This design technique has important advantages. It maintains a steady focus on the software, and hence on the functionality of the system. And because most of the system functionality stays in software, the system remains relatively easy to alter as bugs appear or requirements change. But in general, software on CPU or DSP cores is the slowest and most energy-consuming way to execute an algorithm. So the software-centric approach is not best for systems that have demanding performance or efficiency constraints. And since the differential features of the system lie in the software, they are easily copied by any competitor—or circumvented by any hostile party—who has access to the same hardware.

Hardware as a solution

The opposite approach to system design is to develop a hardware design directly from the system requirements, while concurrently writing the software that will run on that hardware. This is the way most application-specific ICs (ASICs) are created. At the beginning, system architects determine what CPUs, accelerators, memories, and controllers will be necessary, and give these requirements to a chip design team, which proceeds to develop the ASIC.

In our example system, architects might select a pair of ARM cores to run the system software, license a third-party image-processing engine to handle the initial image-processing tasks, and design a custom, firmware-coded DSP pipeline for the complex algorithms at the end of the process. Then while the IC design progressed, the software team would have to deal with three sets of programming and debug tools for the three very different kinds of engines in the design.

The hardware-centric approach has important advantages. It can produce the highest system speeds and the greatest energy efficiency of any technique. But it requires a skilled IC design team and—at advanced process nodes--considerable investment. Also, once the ASIC is designed, it is difficult, expensive, and slow to change the hardware, either to correct errors or to respond to changing requirements. Software work-arounds can save the day, but only by sacrificing some of the speed and power that made the ASIC approach attractive.

Hence, while the hardware-centric technique is best in principle for all performance- or power-constrained designs, in practice design teams will only create an ASIC if they expect huge sales volume to justify the cost and risk, and if they know the system hardware requirements are unlikely to change over the product life. In the real world, teams facing critical design challenges often turn their backs on the ASIC approach, and go shopping for an ASSP that approximates the system IC design they cannot afford to do themselves.

A middle path

FPGAs offer a third alternative to system designers. In many ways, FPGAs have been a middle path between the software-centric, CPU-based techniques and the hardware-centric ASIC alternative. An algorithm implemented in an FPGA is not as easy to modify as software, but changing the FPGA configurations is vastly easier than taping-out a new version of an ASIC, even if the changes are confined to a few metal layers. Conversely, a task in an FPGA can be far faster, and can consume far less energy, than the same task in software. But the FPGA version will usually be slower and less energy-efficient than an equivalent ASIC.

Consequently, system designers have turned to FPGAs when a software-only solution couldn’t meet speed or energy requirements, an ASSP that allowed sufficient differentiation could not be found, and either budget constraints, low expected volume, or the probability of changes preclude use of an ASIC. Fortunately for FPGA vendors, this situation occurs frequently enough that FPGAs have consistently increased sales more rapidly than their alternatives in recent years.

**Short task 1:** List the kinds of hardware that, according to the passage on system design approaches, system architects determine will be necessary at the start of an ASIC project.
**Short task 2:** In the passage on system design approaches, what do teams facing critical design challenges often shop for instead of building an ASIC?

**Extracted data:**
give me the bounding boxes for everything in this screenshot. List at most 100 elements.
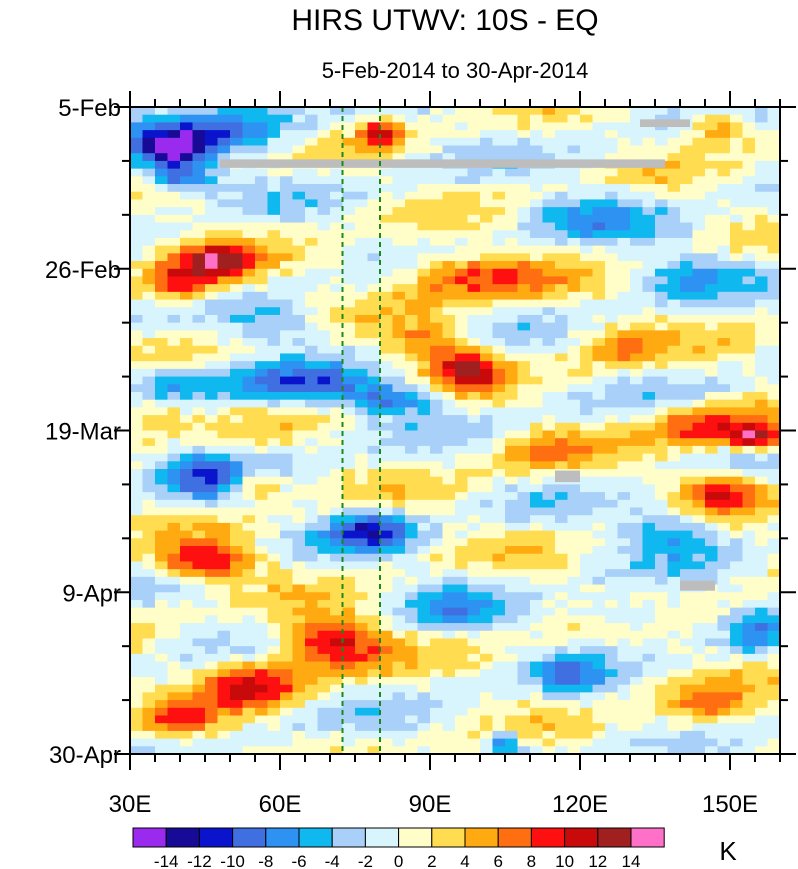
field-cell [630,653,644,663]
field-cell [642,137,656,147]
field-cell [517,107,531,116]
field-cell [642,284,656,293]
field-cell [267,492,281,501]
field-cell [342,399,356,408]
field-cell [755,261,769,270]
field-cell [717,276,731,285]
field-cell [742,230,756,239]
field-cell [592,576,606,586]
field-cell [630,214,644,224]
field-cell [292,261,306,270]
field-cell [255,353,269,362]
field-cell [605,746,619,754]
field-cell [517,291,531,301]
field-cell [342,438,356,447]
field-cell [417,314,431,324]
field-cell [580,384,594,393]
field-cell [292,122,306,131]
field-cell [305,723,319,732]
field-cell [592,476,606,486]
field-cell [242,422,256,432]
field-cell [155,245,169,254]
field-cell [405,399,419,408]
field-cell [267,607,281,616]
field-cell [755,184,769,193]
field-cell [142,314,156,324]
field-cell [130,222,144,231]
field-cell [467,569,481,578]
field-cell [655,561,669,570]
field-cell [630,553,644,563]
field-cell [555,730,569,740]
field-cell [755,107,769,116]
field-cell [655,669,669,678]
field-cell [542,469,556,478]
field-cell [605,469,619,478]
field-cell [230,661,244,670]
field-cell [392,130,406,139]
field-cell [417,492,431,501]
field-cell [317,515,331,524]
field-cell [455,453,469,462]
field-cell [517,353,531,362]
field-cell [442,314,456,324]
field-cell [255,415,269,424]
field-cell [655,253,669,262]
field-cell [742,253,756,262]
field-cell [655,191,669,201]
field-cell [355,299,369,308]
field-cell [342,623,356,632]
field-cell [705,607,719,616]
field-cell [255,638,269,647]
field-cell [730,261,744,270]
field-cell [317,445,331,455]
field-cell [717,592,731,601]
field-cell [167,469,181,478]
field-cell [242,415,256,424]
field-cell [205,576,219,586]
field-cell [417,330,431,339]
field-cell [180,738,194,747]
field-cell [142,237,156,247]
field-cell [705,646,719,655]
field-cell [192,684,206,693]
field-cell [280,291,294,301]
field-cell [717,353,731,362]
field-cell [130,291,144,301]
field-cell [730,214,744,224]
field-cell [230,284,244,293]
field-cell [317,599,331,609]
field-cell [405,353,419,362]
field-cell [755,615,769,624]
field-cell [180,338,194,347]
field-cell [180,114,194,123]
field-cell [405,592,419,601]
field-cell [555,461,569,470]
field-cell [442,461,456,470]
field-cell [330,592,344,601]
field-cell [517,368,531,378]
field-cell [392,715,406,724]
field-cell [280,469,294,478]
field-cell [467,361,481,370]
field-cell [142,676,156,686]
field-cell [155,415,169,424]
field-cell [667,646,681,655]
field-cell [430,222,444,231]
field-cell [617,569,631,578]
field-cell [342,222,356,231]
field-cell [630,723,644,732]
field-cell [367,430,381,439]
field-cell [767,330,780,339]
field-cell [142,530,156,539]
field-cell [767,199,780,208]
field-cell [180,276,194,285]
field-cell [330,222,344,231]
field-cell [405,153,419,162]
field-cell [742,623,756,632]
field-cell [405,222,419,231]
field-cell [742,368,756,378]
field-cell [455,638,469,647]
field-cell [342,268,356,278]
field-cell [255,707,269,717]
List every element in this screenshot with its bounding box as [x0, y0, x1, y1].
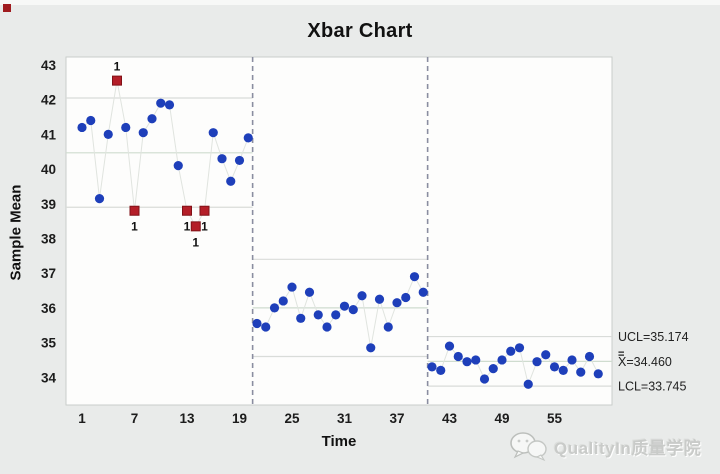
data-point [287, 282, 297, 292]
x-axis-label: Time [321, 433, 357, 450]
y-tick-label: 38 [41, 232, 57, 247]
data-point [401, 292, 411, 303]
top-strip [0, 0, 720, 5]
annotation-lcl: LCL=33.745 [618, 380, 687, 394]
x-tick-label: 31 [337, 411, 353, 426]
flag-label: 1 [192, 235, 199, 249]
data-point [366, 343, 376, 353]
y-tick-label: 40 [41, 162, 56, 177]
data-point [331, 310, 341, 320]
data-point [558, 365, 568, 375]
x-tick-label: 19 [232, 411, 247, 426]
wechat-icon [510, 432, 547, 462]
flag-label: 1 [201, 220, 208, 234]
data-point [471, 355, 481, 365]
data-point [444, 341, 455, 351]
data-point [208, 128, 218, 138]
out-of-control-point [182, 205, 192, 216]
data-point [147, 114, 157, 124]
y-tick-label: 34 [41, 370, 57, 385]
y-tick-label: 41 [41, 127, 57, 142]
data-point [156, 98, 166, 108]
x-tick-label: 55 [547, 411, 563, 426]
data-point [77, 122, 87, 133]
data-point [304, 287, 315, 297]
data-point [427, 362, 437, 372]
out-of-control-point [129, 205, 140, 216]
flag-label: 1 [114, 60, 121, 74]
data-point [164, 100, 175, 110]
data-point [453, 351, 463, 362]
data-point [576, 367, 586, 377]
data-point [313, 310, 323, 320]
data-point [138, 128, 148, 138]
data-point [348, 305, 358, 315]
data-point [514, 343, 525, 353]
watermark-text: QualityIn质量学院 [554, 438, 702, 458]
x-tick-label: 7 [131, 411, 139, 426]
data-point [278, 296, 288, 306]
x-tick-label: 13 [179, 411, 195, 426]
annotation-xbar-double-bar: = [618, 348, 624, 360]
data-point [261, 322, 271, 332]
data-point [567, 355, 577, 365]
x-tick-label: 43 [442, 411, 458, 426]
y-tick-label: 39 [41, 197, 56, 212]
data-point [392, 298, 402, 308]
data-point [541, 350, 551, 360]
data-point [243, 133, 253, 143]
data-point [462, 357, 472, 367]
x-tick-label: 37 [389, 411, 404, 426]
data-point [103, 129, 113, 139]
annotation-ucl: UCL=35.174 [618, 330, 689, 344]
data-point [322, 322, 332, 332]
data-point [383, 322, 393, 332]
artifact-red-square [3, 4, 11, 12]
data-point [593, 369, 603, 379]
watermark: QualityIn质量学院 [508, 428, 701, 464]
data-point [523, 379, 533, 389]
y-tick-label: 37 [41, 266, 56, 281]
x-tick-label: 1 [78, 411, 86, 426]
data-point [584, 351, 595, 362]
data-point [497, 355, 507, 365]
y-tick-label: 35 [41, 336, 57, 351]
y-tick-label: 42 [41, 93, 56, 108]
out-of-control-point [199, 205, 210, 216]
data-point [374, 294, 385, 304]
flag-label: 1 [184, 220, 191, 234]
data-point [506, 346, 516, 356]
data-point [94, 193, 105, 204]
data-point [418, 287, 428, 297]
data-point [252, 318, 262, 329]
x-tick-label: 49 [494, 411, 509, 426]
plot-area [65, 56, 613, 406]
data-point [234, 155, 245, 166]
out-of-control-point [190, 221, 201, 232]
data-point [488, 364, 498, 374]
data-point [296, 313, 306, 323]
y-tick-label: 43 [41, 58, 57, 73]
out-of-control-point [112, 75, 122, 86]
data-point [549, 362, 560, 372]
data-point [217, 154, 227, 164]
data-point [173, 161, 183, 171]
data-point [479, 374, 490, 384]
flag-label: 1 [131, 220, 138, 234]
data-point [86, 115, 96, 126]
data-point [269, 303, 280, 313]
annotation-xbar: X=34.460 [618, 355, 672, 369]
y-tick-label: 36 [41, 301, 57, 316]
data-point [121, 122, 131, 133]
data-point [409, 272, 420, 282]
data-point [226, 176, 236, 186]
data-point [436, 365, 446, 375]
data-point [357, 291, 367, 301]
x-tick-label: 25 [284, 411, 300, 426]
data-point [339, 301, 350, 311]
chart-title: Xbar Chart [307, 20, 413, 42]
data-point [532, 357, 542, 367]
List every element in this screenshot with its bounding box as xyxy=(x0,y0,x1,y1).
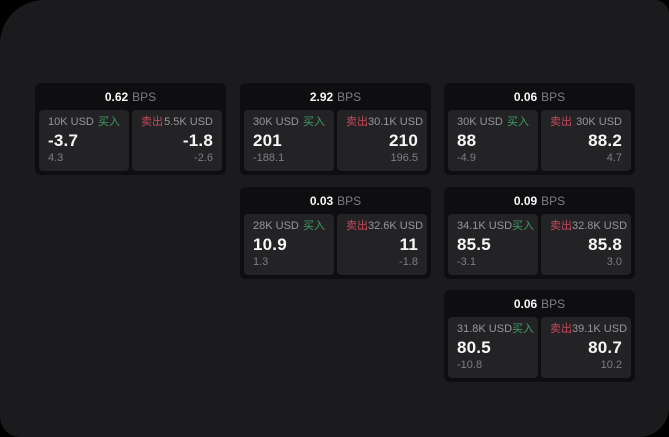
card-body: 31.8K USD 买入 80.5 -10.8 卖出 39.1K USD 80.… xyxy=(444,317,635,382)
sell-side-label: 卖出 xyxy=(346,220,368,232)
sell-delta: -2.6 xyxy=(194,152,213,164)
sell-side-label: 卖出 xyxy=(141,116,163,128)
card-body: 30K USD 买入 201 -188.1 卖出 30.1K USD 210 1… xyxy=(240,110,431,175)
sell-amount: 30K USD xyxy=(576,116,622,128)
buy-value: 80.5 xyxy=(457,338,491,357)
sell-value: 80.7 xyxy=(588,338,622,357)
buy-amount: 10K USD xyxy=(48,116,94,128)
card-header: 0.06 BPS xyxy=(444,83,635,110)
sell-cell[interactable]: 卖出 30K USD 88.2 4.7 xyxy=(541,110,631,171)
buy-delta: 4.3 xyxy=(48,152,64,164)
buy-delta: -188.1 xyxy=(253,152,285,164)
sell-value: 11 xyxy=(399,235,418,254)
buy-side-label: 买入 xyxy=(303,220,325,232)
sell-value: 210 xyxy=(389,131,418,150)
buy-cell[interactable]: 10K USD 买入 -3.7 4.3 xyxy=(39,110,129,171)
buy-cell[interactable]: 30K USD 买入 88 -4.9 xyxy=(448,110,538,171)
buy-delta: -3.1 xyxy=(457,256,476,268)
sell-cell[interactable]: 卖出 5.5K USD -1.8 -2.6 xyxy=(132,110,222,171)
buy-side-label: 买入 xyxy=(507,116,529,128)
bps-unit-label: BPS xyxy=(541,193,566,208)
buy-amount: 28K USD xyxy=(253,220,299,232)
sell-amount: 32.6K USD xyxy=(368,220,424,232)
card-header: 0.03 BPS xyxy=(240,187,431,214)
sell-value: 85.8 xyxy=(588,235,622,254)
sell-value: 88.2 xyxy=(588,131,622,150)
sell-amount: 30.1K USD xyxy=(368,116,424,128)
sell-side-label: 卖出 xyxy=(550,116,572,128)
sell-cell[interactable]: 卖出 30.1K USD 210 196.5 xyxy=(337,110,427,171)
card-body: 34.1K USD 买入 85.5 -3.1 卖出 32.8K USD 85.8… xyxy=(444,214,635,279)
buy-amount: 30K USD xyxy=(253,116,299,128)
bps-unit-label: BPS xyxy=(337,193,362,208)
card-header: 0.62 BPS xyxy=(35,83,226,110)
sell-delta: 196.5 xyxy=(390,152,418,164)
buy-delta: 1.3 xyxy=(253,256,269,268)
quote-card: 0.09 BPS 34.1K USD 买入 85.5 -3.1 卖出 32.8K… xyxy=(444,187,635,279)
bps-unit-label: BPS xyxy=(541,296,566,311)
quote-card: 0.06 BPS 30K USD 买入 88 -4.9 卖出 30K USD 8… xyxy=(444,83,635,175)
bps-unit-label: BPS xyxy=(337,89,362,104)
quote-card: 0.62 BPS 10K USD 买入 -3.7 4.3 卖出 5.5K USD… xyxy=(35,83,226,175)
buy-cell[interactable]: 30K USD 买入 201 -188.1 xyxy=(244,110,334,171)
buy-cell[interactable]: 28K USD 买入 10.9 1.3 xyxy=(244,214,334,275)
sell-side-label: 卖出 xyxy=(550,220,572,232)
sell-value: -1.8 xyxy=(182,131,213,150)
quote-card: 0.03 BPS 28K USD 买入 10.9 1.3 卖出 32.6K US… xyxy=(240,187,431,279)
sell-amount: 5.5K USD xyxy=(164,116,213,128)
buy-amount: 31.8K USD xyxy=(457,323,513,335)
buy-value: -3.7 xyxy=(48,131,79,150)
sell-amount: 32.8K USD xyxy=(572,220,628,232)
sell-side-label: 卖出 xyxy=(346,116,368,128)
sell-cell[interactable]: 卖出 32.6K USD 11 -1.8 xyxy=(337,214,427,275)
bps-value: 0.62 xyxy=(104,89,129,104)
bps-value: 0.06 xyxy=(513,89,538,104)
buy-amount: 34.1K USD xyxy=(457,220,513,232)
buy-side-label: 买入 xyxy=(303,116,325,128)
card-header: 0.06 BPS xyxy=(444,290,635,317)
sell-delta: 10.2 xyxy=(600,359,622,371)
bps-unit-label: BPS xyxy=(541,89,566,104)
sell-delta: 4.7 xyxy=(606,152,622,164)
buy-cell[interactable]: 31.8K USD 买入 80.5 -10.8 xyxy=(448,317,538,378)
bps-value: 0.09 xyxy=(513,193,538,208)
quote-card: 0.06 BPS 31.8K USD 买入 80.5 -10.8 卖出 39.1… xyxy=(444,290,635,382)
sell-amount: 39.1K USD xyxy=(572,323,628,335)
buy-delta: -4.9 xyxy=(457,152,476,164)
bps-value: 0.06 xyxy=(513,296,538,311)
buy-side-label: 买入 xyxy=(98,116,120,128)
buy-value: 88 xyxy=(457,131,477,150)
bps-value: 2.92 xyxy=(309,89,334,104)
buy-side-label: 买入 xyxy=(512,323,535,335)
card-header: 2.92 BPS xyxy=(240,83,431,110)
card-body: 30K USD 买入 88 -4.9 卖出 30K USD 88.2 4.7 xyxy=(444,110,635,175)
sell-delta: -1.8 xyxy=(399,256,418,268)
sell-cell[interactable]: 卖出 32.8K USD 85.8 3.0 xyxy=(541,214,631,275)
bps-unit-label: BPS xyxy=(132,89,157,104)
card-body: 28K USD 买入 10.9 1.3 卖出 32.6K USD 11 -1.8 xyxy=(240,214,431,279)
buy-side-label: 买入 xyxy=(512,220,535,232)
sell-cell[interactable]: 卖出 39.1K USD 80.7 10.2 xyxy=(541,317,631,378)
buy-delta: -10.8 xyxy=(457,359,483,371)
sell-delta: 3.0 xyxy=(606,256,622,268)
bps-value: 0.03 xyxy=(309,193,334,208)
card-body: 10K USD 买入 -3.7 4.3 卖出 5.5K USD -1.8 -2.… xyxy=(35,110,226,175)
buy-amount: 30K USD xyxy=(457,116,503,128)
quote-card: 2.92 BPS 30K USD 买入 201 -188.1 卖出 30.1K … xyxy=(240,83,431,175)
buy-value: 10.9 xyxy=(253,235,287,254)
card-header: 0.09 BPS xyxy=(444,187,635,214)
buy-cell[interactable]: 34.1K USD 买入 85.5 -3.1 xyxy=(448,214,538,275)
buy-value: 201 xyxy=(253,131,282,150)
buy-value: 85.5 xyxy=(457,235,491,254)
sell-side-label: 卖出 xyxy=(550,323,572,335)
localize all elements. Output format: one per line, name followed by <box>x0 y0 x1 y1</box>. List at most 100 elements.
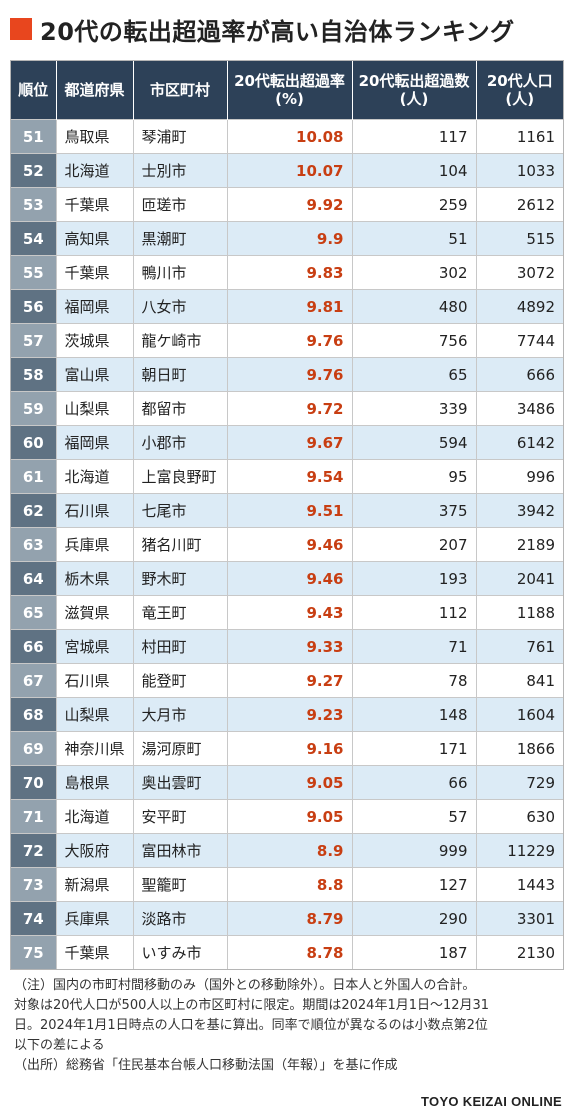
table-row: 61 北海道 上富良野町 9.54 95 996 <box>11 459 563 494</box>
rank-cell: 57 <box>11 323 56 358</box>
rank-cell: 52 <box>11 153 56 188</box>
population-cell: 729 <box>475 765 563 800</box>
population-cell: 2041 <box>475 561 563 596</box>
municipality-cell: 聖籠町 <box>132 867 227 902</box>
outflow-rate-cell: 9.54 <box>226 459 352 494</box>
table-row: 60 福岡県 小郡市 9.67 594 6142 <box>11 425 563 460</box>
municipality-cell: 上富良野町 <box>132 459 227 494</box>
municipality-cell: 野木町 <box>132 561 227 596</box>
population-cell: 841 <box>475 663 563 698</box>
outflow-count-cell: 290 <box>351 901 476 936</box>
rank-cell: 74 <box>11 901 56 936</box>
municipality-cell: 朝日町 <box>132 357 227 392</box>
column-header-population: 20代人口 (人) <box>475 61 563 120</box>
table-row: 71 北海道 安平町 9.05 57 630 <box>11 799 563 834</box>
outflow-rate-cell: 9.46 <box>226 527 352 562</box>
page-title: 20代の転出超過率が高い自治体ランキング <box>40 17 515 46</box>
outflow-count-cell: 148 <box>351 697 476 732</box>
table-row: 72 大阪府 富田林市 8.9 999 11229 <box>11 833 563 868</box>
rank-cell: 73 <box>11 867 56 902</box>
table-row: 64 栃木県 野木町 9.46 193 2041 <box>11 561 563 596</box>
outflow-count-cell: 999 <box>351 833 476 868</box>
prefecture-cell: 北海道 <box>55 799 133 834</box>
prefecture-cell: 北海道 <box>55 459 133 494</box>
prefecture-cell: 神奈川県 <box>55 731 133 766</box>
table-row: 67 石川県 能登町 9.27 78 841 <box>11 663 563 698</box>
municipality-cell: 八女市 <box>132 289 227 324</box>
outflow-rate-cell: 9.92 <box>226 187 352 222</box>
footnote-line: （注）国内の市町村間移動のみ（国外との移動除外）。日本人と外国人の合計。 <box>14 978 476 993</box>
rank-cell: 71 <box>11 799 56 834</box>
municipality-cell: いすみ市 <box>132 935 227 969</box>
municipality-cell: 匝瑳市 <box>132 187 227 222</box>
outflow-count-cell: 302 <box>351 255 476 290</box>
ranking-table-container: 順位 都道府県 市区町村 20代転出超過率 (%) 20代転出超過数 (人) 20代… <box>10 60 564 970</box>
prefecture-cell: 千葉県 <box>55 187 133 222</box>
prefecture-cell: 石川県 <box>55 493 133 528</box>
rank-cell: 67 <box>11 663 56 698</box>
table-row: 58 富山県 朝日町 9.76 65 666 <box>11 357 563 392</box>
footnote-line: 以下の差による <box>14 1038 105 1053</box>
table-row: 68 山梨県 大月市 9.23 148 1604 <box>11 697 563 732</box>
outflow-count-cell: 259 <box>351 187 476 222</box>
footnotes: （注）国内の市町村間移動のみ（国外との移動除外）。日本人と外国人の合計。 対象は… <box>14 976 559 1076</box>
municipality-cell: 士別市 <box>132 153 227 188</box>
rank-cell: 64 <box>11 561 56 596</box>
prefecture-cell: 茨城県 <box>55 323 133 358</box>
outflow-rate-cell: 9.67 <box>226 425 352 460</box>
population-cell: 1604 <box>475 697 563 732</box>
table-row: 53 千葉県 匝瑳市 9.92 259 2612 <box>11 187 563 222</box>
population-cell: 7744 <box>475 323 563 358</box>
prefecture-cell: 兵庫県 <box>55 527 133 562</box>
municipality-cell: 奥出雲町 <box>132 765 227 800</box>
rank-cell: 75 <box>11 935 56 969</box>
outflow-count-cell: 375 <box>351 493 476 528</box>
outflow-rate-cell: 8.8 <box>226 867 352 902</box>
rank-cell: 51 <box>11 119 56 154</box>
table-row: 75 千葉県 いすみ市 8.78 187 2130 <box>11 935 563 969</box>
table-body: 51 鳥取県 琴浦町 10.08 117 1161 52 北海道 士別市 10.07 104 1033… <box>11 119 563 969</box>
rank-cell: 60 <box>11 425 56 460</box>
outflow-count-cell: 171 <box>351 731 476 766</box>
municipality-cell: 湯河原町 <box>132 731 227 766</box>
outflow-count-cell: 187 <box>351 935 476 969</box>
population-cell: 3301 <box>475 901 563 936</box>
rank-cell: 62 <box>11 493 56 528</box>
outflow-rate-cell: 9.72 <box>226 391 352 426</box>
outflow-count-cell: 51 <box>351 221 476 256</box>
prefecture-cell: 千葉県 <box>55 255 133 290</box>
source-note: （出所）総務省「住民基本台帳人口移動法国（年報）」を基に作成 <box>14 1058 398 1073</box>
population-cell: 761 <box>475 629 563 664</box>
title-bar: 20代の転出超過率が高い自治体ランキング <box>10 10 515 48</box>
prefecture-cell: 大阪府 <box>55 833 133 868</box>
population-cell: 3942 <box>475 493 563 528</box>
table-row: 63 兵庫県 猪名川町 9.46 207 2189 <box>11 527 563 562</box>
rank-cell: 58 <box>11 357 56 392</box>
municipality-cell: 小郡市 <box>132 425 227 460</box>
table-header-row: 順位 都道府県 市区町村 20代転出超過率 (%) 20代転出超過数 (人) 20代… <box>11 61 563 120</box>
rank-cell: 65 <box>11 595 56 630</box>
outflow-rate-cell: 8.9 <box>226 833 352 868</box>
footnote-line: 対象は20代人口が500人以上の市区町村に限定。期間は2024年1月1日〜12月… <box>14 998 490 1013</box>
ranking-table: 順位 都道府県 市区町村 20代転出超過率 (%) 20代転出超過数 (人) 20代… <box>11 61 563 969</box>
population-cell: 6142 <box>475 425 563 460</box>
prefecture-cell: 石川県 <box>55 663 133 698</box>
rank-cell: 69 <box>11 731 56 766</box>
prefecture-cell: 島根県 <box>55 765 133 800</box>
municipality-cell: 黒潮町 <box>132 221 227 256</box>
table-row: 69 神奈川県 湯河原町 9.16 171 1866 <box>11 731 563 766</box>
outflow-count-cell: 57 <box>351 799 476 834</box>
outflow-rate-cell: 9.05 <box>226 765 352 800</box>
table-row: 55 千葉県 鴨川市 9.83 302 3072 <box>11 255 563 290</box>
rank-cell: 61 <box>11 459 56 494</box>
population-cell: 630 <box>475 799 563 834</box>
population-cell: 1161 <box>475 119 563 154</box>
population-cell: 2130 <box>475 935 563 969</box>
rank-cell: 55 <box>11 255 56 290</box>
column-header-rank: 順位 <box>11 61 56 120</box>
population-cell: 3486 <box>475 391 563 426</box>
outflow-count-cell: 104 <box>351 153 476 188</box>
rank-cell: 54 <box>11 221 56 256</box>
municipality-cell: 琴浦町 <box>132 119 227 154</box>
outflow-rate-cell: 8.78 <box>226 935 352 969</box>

**Full response 1:** CPUs, accelerators, memories, and controllers

**Full response 2:** An ASSP that approximates the system IC design they cannot afford to do themselves.